What is being asked —
Can you render the lines of the records as a Markdown table with the columns Row and Entry, starting at the line that contains "y-tick-label: 0.9 bbox=[28, 67, 52, 85]" and ending at the line that contains "predicted-point bbox=[385, 388, 394, 397]"? Number each row and leave out any blank lines.

Entries provided —
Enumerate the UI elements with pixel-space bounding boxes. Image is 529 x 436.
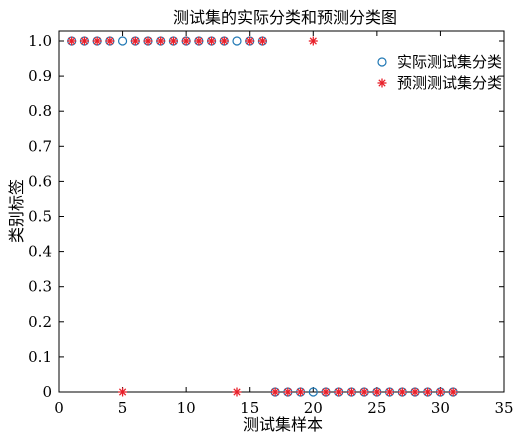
y-tick-label: 0.9 bbox=[28, 67, 52, 85]
predicted-point bbox=[156, 37, 165, 46]
predicted-point bbox=[258, 37, 267, 46]
y-tick-label: 0.6 bbox=[28, 172, 52, 190]
predicted-point bbox=[131, 37, 140, 46]
chart-title: 测试集的实际分类和预测分类图 bbox=[173, 8, 397, 27]
legend-marker-predicted bbox=[378, 79, 387, 88]
predicted-point bbox=[334, 388, 343, 397]
predicted-point bbox=[118, 388, 127, 397]
predicted-point bbox=[283, 388, 292, 397]
predicted-point bbox=[105, 37, 114, 46]
x-tick-label: 35 bbox=[494, 399, 513, 417]
predicted-point bbox=[347, 388, 356, 397]
x-axis-label: 测试集样本 bbox=[243, 415, 323, 434]
y-tick-label: 0.3 bbox=[28, 278, 52, 296]
y-tick-label: 0.2 bbox=[28, 313, 52, 331]
legend-marker-actual bbox=[378, 58, 386, 66]
predicted-point bbox=[245, 37, 254, 46]
y-tick-label: 0.1 bbox=[28, 348, 52, 366]
predicted-point bbox=[67, 37, 76, 46]
predicted-point bbox=[80, 37, 89, 46]
y-tick-label: 0.4 bbox=[28, 243, 52, 261]
y-tick-label: 0 bbox=[42, 383, 52, 401]
predicted-point bbox=[309, 37, 318, 46]
predicted-point bbox=[360, 388, 369, 397]
predicted-point bbox=[144, 37, 153, 46]
predicted-point bbox=[385, 388, 394, 397]
y-tick-label: 0.7 bbox=[28, 137, 52, 155]
predicted-point bbox=[423, 388, 432, 397]
y-tick-label: 1.0 bbox=[28, 32, 52, 50]
predicted-point bbox=[296, 388, 305, 397]
actual-point bbox=[119, 37, 127, 45]
predicted-point bbox=[233, 388, 242, 397]
predicted-point bbox=[449, 388, 458, 397]
x-tick-label: 25 bbox=[367, 399, 386, 417]
predicted-point bbox=[194, 37, 203, 46]
predicted-point bbox=[169, 37, 178, 46]
predicted-point bbox=[411, 388, 420, 397]
predicted-point bbox=[372, 388, 381, 397]
y-axis-label: 类别标签 bbox=[7, 179, 26, 243]
predicted-point bbox=[436, 388, 445, 397]
predicted-point bbox=[271, 388, 280, 397]
predicted-point bbox=[93, 37, 102, 46]
predicted-point bbox=[182, 37, 191, 46]
x-tick-label: 30 bbox=[431, 399, 450, 417]
legend-label: 实际测试集分类 bbox=[397, 53, 502, 71]
x-tick-label: 10 bbox=[177, 399, 196, 417]
predicted-point bbox=[398, 388, 407, 397]
predicted-point bbox=[220, 37, 229, 46]
y-tick-label: 0.5 bbox=[28, 208, 52, 226]
y-tick-label: 0.8 bbox=[28, 102, 52, 120]
x-tick-label: 0 bbox=[54, 399, 64, 417]
x-tick-label: 5 bbox=[118, 399, 128, 417]
predicted-point bbox=[322, 388, 331, 397]
legend-label: 预测测试集分类 bbox=[397, 74, 502, 92]
actual-point bbox=[233, 37, 241, 45]
predicted-point bbox=[207, 37, 216, 46]
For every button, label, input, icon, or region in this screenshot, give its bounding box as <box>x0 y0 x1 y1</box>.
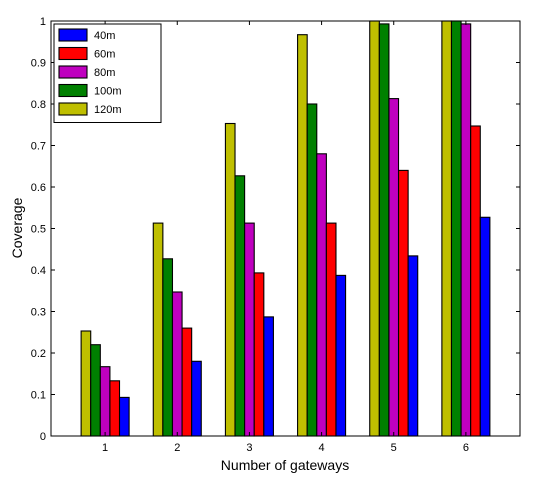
legend-swatch-120m <box>58 102 88 116</box>
bar-120m-gateways-1 <box>80 330 92 437</box>
y-tick-label: 0.8 <box>31 99 46 111</box>
bar-100m-gateways-6 <box>450 20 462 437</box>
legend-swatch-60m <box>58 46 88 61</box>
bar-120m-gateways-3 <box>224 122 236 437</box>
bar-40m-gateways-1 <box>118 396 130 437</box>
y-tick-label: 1 <box>40 16 46 28</box>
x-axis-label: Number of gateways <box>221 457 349 473</box>
x-tick-label: 5 <box>391 442 397 454</box>
y-tick-label: 0.5 <box>31 224 46 236</box>
bar-60m-gateways-5 <box>397 169 409 437</box>
y-axis-ticks: 0 0.1 0.2 0.3 0.4 0.5 0.6 0.7 0.8 0.9 1 <box>31 16 520 443</box>
bar-120m-gateways-6 <box>441 20 453 437</box>
bar-80m-gateways-3 <box>244 222 255 437</box>
bar-60m-gateways-3 <box>253 272 265 437</box>
legend-label-120m: 120m <box>94 104 122 116</box>
bar-120m-gateways-4 <box>297 34 308 437</box>
legend-label-80m: 80m <box>94 67 115 79</box>
bar-120m-gateways-5 <box>369 20 380 437</box>
bar-100m-gateways-5 <box>378 23 390 437</box>
bar-40m-gateways-3 <box>263 316 274 437</box>
bar-60m-gateways-2 <box>181 327 193 437</box>
legend-swatch-80m <box>58 65 88 79</box>
bar-80m-gateways-2 <box>171 291 183 437</box>
y-tick-label: 0.4 <box>31 265 46 277</box>
legend-label-60m: 60m <box>94 49 115 61</box>
bar-100m-gateways-4 <box>306 103 318 437</box>
bar-40m-gateways-5 <box>407 255 419 437</box>
x-tick-label: 2 <box>174 442 180 454</box>
legend-label-40m: 40m <box>94 30 115 42</box>
y-tick-label: 0.3 <box>31 307 46 319</box>
x-tick-label: 6 <box>463 442 469 454</box>
y-tick-label: 0 <box>40 431 46 443</box>
bar-80m-gateways-4 <box>316 153 327 437</box>
bar-40m-gateways-2 <box>191 360 202 437</box>
bar-80m-gateways-6 <box>460 23 472 437</box>
y-tick-label: 0.1 <box>31 390 46 402</box>
bar-40m-gateways-6 <box>479 216 491 437</box>
bar-40m-gateways-4 <box>335 274 347 437</box>
bar-60m-gateways-6 <box>470 125 481 437</box>
legend: 40m 60m 80m 100m 120m <box>53 23 162 123</box>
bar-100m-gateways-2 <box>162 258 174 437</box>
bar-120m-gateways-2 <box>152 222 164 437</box>
bar-60m-gateways-4 <box>325 222 337 437</box>
bar-100m-gateways-1 <box>90 344 101 437</box>
y-tick-label: 0.2 <box>31 348 46 360</box>
plot-frame <box>50 20 521 437</box>
x-tick-label: 4 <box>319 442 325 454</box>
bar-100m-gateways-3 <box>234 175 246 437</box>
bar-80m-gateways-1 <box>99 366 111 437</box>
x-axis-ticks: 1 2 3 4 5 6 <box>102 21 469 454</box>
bar-60m-gateways-1 <box>109 380 121 437</box>
y-tick-label: 0.6 <box>31 182 46 194</box>
y-axis-label: Coverage <box>9 197 25 258</box>
legend-label-100m: 100m <box>94 86 122 98</box>
x-tick-label: 1 <box>102 442 108 454</box>
legend-swatch-40m <box>58 28 88 42</box>
x-tick-label: 3 <box>246 442 252 454</box>
y-tick-label: 0.7 <box>31 141 46 153</box>
legend-swatch-100m <box>58 83 88 98</box>
bar-80m-gateways-5 <box>388 98 400 437</box>
y-tick-label: 0.9 <box>31 58 46 70</box>
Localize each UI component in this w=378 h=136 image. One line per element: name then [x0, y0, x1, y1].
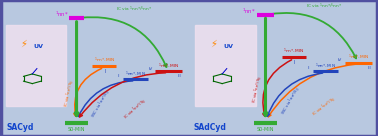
Text: UV: UV: [224, 44, 234, 49]
Text: S0-MIN: S0-MIN: [257, 127, 274, 132]
Text: $^1$ππ*-MIN: $^1$ππ*-MIN: [125, 69, 146, 79]
Text: IV: IV: [148, 67, 152, 71]
Text: III: III: [367, 66, 371, 70]
FancyArrowPatch shape: [79, 17, 167, 67]
Text: II: II: [308, 66, 310, 70]
FancyArrowPatch shape: [268, 64, 355, 117]
Text: $^1$nn*-MIN: $^1$nn*-MIN: [158, 61, 179, 71]
FancyArrowPatch shape: [263, 60, 291, 116]
Text: $^1$nn*-MIN: $^1$nn*-MIN: [284, 47, 305, 56]
Text: IC via $^1$nn*/S$_0$: IC via $^1$nn*/S$_0$: [61, 78, 77, 108]
Text: $^1$nn*-MIN: $^1$nn*-MIN: [348, 53, 369, 62]
FancyArrowPatch shape: [78, 81, 133, 116]
FancyArrowPatch shape: [80, 73, 166, 117]
Text: IC via $^1$nn*/S$_0$: IC via $^1$nn*/S$_0$: [121, 96, 148, 122]
Bar: [6, 25, 67, 106]
FancyArrowPatch shape: [74, 68, 102, 116]
Text: IC via $^1$nn*/$^1$nn*: IC via $^1$nn*/$^1$nn*: [306, 2, 343, 11]
Text: SAdCyd: SAdCyd: [194, 123, 227, 132]
Text: SSC via $^1$ππ*/S$_0$: SSC via $^1$ππ*/S$_0$: [88, 88, 113, 120]
Text: UV: UV: [34, 44, 44, 49]
Text: $^1$ππ*-MIN: $^1$ππ*-MIN: [315, 61, 336, 71]
Text: II: II: [118, 74, 120, 78]
FancyArrowPatch shape: [267, 73, 323, 116]
Text: SSC via $^1$ππ*/S$_0$: SSC via $^1$ππ*/S$_0$: [278, 85, 302, 117]
Text: ⚡: ⚡: [20, 39, 28, 49]
Text: IC via $^1$nn*/$^1$nn*: IC via $^1$nn*/$^1$nn*: [116, 5, 153, 14]
Text: S0-MIN: S0-MIN: [68, 127, 85, 132]
Text: III: III: [178, 75, 181, 78]
Text: IC via $^1$nn*/S$_0$: IC via $^1$nn*/S$_0$: [249, 75, 265, 104]
Text: $^1$nn*: $^1$nn*: [55, 10, 69, 19]
Text: I: I: [294, 60, 295, 65]
Text: IV: IV: [338, 58, 342, 62]
Text: IC via $^1$nn*/S$_0$: IC via $^1$nn*/S$_0$: [310, 94, 339, 119]
FancyArrowPatch shape: [268, 13, 356, 58]
Text: $^1$nn*-MIN: $^1$nn*-MIN: [94, 56, 115, 65]
Text: ⚡: ⚡: [211, 39, 217, 49]
Bar: [195, 25, 256, 106]
Text: $^1$nn*: $^1$nn*: [242, 7, 256, 16]
Text: SACyd: SACyd: [7, 123, 34, 132]
Text: I: I: [104, 69, 105, 74]
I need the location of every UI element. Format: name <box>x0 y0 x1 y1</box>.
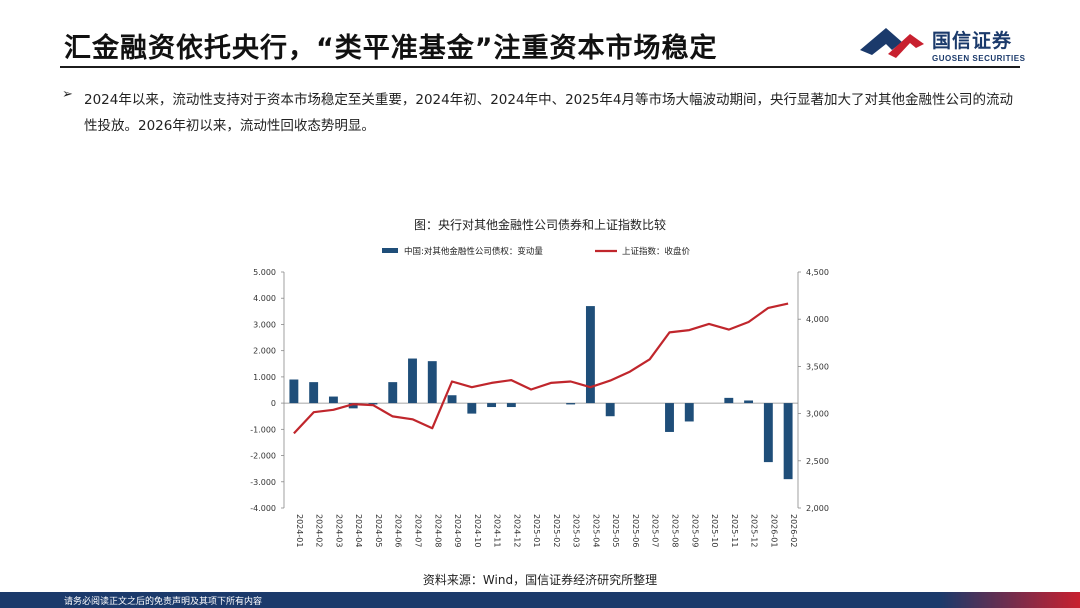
bar-2024-11 <box>487 403 497 408</box>
bar-2026-01 <box>763 403 773 463</box>
x-tick-label: 2025-03 <box>572 514 581 547</box>
x-tick-label: 2024-04 <box>354 514 363 547</box>
x-tick-label: 2025-02 <box>552 514 561 547</box>
left-tick-label: 0 <box>271 399 276 408</box>
x-tick-label: 2024-11 <box>493 514 502 547</box>
left-tick-label: -2.000 <box>250 452 276 461</box>
x-tick-label: 2025-10 <box>710 514 719 547</box>
x-tick-label: 2025-09 <box>690 514 699 547</box>
index-line <box>293 302 789 435</box>
x-tick-label: 2025-06 <box>631 514 640 547</box>
footer-accent <box>940 592 1080 608</box>
bar-2024-09 <box>447 395 457 404</box>
footer-disclaimer: 请务必阅读正文之后的免责声明及其项下所有内容 <box>64 597 263 607</box>
x-tick-label: 2024-05 <box>374 514 383 547</box>
guosen-logo-icon <box>860 28 924 58</box>
bar-2025-08 <box>665 403 674 432</box>
x-tick-label: 2024-08 <box>433 514 442 547</box>
legend-bar-swatch <box>382 248 398 253</box>
x-tick-label: 2025-12 <box>750 514 759 547</box>
x-tick-label: 2025-08 <box>671 514 680 547</box>
left-tick-label: 5.000 <box>253 268 276 277</box>
right-tick-label: 2,000 <box>806 504 829 513</box>
bar-2025-05 <box>605 403 615 417</box>
bar-2024-10 <box>467 403 477 414</box>
bar-2024-01 <box>289 379 299 404</box>
bar-2025-09 <box>684 403 694 422</box>
left-tick-label: -3.000 <box>250 478 276 487</box>
bar-2024-06 <box>388 382 398 404</box>
x-tick-label: 2024-06 <box>394 514 403 547</box>
right-tick-label: 4,000 <box>806 315 829 324</box>
bar-2025-12 <box>744 400 754 404</box>
right-tick-label: 3,000 <box>806 410 829 419</box>
x-tick-label: 2024-10 <box>473 514 482 547</box>
footer-bar: 请务必阅读正文之后的免责声明及其项下所有内容 <box>0 592 1080 608</box>
left-tick-label: 4.000 <box>253 294 276 303</box>
bar-2024-02 <box>309 382 319 404</box>
x-tick-label: 2025-07 <box>651 514 660 547</box>
page-title: 汇金融资依托央行，“类平准基金”注重资本市场稳定 <box>64 33 718 64</box>
left-tick-label: 2.000 <box>253 347 276 356</box>
right-tick-label: 4,500 <box>806 268 829 277</box>
x-tick-label: 2024-09 <box>453 514 462 547</box>
chart-title: 图：央行对其他金融性公司债券和上证指数比较 <box>413 218 666 232</box>
x-tick-label: 2024-12 <box>512 514 521 547</box>
title-divider <box>60 66 1020 68</box>
bar-2024-08 <box>427 361 437 404</box>
right-tick-label: 3,500 <box>806 362 829 371</box>
left-tick-label: 3.000 <box>253 320 276 329</box>
x-tick-label: 2026-01 <box>769 514 778 547</box>
bar-2026-02 <box>783 403 793 480</box>
bar-2024-05 <box>368 403 378 405</box>
bullet-arrow-icon: ➢ <box>62 87 73 102</box>
bar-2025-03 <box>566 403 576 405</box>
bar-2025-11 <box>724 397 734 404</box>
bar-2024-07 <box>408 358 417 404</box>
x-tick-label: 2024-07 <box>414 514 423 547</box>
bar-2024-12 <box>506 403 516 408</box>
x-tick-label: 2024-01 <box>295 514 304 547</box>
x-tick-label: 2025-11 <box>730 514 739 547</box>
left-tick-label: 1.000 <box>253 373 276 382</box>
x-tick-label: 2025-05 <box>611 514 620 547</box>
x-tick-label: 2024-02 <box>315 514 324 547</box>
x-tick-label: 2025-04 <box>591 514 600 547</box>
left-tick-label: -4.000 <box>250 504 276 513</box>
bar-2024-03 <box>328 396 338 404</box>
x-tick-label: 2025-01 <box>532 514 541 547</box>
logo-chinese-name: 国信证券 <box>932 30 1013 52</box>
summary-text: 2024年以来，流动性支持对于资本市场稳定至关重要，2024年初、2024年中、… <box>84 92 1014 134</box>
left-tick-label: -1.000 <box>250 425 276 434</box>
logo-english-name: GUOSEN SECURITIES <box>932 54 1026 63</box>
x-tick-label: 2026-02 <box>789 514 798 547</box>
brand-logo: 国信证券 GUOSEN SECURITIES <box>858 24 1028 66</box>
bar-2024-04 <box>348 403 358 409</box>
x-tick-label: 2024-03 <box>334 514 343 547</box>
chart-source: 资料来源：Wind，国信证券经济研究所整理 <box>422 573 658 587</box>
right-tick-label: 2,500 <box>806 457 829 466</box>
bar-2025-04 <box>585 306 595 404</box>
legend-bar-label: 中国:对其他金融性公司债权：变动量 <box>404 246 543 257</box>
legend-line-label: 上证指数：收盘价 <box>622 246 691 257</box>
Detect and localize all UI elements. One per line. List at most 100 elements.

Solution to this task —
| Row | Entry |
|---|---|
| 1 | y-tick-label: 0.9 bbox=[28, 67, 52, 85] |
| 2 | predicted-point bbox=[156, 37, 165, 46] |
| 3 | predicted-point bbox=[258, 37, 267, 46] |
| 4 | y-tick-label: 0.6 bbox=[28, 172, 52, 190] |
| 5 | predicted-point bbox=[131, 37, 140, 46] |
| 6 | chart-title: 测试集的实际分类和预测分类图 bbox=[173, 8, 397, 27] |
| 7 | legend-marker-predicted bbox=[378, 79, 387, 88] |
| 8 | predicted-point bbox=[334, 388, 343, 397] |
| 9 | predicted-point bbox=[118, 388, 127, 397] |
| 10 | predicted-point bbox=[283, 388, 292, 397] |
| 11 | predicted-point bbox=[105, 37, 114, 46] |
| 12 | x-tick-label: 35 bbox=[494, 399, 513, 417] |
| 13 | predicted-point bbox=[347, 388, 356, 397] |
| 14 | x-axis-label: 测试集样本 bbox=[243, 415, 323, 434] |
| 15 | y-tick-label: 0.3 bbox=[28, 278, 52, 296] |
| 16 | y-tick-label: 0.2 bbox=[28, 313, 52, 331] |
| 17 | legend-marker-actual bbox=[378, 58, 386, 66] |
| 18 | predicted-point bbox=[245, 37, 254, 46] |
| 19 | y-tick-label: 0.1 bbox=[28, 348, 52, 366] |
| 20 | predicted-point bbox=[67, 37, 76, 46] |
| 21 | predicted-point bbox=[80, 37, 89, 46] |
| 22 | y-tick-label: 0.4 bbox=[28, 243, 52, 261] |
| 23 | y-tick-label: 0 bbox=[42, 383, 52, 401] |
| 24 | predicted-point bbox=[309, 37, 318, 46] |
| 25 | predicted-point bbox=[360, 388, 369, 397] |
| 26 | predicted-point bbox=[144, 37, 153, 46] |
| 27 | predicted-point bbox=[385, 388, 394, 397] |